→ **STATED GOAL**:
Figure out how many lines of the material below contain the word "JSON". Answer with the number only.

→ **ENTRIES**:
▼▼▼

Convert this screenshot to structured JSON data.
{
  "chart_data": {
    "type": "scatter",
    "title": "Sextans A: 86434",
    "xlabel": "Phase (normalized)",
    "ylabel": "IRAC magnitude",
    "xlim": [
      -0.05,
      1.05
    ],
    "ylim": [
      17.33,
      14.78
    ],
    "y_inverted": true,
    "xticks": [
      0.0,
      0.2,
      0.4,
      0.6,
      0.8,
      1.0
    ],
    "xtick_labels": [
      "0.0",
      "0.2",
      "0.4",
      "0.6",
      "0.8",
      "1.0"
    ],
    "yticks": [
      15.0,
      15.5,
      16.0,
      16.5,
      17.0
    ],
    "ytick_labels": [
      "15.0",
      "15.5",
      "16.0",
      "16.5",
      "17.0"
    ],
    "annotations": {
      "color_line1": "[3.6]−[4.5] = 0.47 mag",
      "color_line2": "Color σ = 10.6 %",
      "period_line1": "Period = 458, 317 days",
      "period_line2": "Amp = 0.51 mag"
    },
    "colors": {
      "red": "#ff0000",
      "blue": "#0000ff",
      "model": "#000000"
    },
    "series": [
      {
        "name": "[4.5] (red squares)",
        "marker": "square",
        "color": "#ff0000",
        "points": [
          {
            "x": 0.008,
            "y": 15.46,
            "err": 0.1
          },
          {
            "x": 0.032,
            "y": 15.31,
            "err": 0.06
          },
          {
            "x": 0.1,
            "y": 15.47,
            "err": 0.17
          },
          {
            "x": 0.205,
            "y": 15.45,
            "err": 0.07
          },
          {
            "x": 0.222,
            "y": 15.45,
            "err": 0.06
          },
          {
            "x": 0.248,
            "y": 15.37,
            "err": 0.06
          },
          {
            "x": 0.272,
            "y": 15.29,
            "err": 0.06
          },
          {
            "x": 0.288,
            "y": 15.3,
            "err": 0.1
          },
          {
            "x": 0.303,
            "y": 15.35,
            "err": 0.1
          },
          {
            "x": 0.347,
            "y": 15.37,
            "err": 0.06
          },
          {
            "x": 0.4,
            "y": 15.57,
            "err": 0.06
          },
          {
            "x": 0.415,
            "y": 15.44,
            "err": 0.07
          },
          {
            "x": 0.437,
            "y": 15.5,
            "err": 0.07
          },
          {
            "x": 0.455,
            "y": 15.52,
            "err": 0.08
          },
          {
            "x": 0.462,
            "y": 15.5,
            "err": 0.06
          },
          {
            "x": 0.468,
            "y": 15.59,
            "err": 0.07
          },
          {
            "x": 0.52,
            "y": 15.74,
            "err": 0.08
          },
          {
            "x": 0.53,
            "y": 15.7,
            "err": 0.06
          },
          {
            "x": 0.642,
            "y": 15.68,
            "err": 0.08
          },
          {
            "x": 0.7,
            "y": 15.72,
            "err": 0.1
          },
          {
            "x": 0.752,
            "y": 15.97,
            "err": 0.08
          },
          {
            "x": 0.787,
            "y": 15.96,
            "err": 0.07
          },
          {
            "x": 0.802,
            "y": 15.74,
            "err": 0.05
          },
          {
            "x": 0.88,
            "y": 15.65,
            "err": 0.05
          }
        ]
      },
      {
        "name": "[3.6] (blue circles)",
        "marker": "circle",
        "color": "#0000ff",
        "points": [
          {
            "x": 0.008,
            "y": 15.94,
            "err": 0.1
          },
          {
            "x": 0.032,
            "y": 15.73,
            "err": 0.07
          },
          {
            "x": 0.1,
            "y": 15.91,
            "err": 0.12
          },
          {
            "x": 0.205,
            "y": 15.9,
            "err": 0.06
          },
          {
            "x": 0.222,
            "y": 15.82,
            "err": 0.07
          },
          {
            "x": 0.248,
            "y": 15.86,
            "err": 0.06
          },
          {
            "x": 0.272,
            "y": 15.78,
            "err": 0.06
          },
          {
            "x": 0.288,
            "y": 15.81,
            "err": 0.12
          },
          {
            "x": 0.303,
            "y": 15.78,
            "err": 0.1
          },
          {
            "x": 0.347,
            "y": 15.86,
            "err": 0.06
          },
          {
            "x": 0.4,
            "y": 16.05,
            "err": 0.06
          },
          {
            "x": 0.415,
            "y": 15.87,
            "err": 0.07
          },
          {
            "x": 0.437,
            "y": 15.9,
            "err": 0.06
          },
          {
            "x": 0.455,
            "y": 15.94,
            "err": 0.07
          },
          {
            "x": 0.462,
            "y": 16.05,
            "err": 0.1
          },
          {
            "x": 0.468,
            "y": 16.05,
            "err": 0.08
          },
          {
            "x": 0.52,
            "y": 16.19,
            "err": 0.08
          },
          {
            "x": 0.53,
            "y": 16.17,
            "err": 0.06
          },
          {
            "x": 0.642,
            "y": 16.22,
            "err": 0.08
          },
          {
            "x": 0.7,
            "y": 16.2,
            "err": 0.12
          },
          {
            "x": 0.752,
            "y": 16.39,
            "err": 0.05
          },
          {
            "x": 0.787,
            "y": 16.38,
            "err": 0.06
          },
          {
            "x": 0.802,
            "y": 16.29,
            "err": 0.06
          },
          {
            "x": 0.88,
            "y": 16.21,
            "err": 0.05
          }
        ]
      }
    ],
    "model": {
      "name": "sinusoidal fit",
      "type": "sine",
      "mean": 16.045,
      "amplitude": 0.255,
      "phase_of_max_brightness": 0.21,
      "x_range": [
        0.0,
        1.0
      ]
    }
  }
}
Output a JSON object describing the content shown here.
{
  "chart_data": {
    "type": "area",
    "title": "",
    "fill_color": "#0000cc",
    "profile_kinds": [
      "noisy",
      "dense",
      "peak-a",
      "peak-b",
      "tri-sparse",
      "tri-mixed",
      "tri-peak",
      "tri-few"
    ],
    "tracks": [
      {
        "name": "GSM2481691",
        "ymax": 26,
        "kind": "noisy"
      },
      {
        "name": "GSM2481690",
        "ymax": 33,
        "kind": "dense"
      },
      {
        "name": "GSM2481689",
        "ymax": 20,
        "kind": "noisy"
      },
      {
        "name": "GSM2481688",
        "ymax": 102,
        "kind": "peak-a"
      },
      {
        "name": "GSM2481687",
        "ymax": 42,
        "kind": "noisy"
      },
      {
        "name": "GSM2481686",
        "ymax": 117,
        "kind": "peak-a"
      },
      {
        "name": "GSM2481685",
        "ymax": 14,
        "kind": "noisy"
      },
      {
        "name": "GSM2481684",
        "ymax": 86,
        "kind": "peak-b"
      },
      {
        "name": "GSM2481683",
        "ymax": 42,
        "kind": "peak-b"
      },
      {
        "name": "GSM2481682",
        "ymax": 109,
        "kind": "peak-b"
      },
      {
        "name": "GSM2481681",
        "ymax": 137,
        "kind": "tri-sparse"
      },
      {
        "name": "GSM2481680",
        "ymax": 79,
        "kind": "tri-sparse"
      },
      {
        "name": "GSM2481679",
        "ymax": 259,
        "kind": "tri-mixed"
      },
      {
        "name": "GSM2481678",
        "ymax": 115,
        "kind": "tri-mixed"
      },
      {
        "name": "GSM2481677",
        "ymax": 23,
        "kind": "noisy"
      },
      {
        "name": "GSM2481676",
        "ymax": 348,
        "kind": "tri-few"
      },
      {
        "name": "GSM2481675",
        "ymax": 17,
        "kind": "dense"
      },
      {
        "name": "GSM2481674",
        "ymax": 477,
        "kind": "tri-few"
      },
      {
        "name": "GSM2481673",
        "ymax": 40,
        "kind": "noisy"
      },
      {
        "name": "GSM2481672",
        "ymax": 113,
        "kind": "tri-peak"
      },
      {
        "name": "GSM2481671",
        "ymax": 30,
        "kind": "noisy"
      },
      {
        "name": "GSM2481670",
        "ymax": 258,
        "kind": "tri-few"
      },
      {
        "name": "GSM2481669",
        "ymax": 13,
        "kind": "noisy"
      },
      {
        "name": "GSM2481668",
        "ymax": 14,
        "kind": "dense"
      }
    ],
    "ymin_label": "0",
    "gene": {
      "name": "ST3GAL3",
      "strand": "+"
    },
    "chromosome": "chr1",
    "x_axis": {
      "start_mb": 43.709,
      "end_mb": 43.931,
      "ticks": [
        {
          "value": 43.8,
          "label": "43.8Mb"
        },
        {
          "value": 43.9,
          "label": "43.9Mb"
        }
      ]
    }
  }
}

▲▲▲

→ **RESULT OF THE EXERCISE**:
2